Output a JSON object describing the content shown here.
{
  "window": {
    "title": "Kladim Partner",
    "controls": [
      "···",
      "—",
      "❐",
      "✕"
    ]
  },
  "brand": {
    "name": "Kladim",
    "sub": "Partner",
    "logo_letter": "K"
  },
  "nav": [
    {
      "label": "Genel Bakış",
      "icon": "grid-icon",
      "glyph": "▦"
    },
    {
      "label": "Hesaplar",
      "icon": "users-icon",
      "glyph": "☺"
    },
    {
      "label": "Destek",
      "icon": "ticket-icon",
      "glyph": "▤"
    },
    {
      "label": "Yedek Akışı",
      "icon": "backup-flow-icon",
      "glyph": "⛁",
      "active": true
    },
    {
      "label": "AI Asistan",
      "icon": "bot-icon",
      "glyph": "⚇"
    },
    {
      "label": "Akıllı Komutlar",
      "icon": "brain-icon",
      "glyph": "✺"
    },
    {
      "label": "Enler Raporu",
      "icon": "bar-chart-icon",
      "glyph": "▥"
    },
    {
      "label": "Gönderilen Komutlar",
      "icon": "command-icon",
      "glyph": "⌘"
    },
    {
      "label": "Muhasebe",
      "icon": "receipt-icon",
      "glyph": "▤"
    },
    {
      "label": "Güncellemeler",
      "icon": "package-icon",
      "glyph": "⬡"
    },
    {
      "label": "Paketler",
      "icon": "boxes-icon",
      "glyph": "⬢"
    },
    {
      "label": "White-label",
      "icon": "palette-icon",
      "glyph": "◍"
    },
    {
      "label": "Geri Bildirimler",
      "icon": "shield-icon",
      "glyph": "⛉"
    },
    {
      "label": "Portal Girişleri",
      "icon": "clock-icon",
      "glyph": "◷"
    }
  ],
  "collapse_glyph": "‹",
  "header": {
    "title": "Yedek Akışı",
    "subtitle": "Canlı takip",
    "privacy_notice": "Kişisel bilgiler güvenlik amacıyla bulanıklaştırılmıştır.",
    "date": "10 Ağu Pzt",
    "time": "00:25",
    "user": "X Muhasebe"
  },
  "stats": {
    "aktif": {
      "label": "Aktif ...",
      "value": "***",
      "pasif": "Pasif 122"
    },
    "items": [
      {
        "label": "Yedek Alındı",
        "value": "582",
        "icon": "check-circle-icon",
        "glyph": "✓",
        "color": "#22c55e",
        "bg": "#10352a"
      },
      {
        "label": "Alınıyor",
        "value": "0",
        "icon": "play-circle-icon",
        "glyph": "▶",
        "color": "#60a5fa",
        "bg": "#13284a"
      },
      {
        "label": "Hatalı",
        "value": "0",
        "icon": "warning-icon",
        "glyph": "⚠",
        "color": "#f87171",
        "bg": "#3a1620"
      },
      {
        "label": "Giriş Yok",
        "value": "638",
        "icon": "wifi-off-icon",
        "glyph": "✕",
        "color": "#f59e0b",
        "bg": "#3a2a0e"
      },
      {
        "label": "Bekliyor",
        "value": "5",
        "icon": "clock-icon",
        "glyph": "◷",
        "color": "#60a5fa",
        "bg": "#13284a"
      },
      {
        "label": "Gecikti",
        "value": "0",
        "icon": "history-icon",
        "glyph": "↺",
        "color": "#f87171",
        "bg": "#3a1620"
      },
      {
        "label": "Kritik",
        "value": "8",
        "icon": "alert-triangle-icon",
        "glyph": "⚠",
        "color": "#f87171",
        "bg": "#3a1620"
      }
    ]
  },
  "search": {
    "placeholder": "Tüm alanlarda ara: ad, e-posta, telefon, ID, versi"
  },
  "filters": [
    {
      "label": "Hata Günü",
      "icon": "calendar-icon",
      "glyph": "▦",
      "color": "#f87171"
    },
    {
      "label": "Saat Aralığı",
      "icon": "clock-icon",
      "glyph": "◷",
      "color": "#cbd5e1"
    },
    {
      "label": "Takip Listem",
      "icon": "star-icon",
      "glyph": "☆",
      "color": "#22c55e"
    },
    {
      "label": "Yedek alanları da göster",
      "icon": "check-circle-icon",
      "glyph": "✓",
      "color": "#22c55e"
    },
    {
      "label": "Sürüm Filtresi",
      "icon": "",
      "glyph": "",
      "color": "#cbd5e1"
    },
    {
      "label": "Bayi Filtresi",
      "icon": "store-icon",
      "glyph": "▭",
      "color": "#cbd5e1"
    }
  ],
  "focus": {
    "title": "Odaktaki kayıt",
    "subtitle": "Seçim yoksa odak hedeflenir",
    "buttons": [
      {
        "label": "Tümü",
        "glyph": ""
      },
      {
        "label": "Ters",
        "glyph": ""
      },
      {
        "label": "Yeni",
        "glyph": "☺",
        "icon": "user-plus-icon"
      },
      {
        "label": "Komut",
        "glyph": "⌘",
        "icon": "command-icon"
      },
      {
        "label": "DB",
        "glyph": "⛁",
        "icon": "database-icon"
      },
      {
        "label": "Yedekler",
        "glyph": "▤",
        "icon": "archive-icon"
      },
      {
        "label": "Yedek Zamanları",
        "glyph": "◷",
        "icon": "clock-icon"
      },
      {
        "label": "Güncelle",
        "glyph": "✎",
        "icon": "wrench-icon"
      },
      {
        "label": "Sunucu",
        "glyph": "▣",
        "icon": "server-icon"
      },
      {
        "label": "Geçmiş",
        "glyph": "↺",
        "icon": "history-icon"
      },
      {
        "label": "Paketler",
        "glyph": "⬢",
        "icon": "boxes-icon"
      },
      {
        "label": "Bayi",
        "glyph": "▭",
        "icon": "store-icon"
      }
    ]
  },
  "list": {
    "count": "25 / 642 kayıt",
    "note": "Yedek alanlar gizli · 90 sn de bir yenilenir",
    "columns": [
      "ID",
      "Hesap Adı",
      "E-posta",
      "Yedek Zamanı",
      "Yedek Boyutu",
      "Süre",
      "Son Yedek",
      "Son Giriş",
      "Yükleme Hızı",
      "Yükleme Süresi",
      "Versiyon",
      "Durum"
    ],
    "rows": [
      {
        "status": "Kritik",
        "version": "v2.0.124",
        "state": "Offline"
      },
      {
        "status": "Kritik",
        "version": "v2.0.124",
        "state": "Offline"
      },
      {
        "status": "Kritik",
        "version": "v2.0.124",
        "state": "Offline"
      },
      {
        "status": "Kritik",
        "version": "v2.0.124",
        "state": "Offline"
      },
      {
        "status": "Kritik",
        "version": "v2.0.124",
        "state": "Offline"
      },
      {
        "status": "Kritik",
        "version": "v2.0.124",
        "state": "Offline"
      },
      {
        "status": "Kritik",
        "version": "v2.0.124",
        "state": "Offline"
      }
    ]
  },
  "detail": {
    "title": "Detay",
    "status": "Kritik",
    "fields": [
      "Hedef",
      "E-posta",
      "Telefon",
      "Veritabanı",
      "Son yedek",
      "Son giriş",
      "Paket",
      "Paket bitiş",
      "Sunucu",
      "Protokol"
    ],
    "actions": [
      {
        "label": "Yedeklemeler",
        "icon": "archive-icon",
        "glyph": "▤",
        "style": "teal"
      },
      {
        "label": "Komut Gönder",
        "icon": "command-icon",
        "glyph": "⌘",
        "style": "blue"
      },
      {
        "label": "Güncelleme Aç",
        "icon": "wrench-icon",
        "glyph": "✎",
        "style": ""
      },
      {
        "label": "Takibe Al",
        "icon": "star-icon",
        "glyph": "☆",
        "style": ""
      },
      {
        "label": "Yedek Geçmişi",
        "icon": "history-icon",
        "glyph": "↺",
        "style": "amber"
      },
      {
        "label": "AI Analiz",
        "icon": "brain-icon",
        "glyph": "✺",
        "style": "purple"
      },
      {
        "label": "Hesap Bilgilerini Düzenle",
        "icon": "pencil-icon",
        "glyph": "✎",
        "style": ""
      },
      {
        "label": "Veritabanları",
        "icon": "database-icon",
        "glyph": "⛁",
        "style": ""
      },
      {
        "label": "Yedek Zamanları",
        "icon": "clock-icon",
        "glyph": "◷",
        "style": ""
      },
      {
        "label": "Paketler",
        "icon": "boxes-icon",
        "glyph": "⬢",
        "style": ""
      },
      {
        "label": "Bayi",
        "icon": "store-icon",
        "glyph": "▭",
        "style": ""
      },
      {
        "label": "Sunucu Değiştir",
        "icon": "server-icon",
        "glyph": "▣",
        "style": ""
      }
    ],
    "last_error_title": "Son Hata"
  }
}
· · · · · · ·
Requirement:
Gather all lines from the records above in which "database" appears.

Answer to this task:
        "icon": "database-icon"
        "icon": "database-icon",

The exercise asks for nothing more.